Records provided -
------------------------
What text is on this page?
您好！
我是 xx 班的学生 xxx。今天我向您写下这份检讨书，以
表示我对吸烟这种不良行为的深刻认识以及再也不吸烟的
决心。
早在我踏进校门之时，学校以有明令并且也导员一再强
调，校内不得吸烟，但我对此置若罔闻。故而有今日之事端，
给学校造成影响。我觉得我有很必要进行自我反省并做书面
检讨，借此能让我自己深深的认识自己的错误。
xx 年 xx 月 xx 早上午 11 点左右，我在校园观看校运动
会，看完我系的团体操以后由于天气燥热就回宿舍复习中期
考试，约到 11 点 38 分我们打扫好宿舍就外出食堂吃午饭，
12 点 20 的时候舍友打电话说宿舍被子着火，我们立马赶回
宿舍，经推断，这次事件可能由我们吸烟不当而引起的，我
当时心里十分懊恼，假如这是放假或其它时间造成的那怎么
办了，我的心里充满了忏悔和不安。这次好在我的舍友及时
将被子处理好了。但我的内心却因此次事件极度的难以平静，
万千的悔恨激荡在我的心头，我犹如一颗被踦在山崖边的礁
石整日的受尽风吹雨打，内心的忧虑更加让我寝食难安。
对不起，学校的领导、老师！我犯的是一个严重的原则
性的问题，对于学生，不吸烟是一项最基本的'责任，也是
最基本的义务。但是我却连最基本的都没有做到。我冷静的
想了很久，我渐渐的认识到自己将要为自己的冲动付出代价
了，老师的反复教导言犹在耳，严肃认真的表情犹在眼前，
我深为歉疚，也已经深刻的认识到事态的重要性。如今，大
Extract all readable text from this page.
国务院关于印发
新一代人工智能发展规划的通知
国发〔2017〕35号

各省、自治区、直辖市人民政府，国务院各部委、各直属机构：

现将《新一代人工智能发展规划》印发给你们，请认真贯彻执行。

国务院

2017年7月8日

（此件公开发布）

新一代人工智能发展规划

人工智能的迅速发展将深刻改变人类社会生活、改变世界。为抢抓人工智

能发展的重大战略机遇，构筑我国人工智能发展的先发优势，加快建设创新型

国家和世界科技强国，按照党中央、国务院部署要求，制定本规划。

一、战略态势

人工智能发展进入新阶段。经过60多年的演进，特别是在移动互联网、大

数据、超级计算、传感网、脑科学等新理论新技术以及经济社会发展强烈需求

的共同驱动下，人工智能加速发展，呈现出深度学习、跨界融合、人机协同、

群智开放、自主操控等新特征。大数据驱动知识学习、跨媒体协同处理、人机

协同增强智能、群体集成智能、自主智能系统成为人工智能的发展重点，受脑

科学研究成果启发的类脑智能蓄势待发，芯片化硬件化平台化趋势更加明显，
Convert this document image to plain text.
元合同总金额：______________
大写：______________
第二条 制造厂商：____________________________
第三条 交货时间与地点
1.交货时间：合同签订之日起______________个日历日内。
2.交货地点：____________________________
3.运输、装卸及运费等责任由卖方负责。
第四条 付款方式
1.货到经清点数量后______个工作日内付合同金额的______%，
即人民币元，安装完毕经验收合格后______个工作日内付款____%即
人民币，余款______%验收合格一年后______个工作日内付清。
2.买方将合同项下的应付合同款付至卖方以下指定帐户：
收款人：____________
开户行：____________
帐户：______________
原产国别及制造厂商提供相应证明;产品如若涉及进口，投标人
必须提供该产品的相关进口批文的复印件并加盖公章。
------------------------
What to produce - Look through the data above. Copy every line with the string "page" in it.

Task output -
What text is on this page?
Extract all readable text from this page.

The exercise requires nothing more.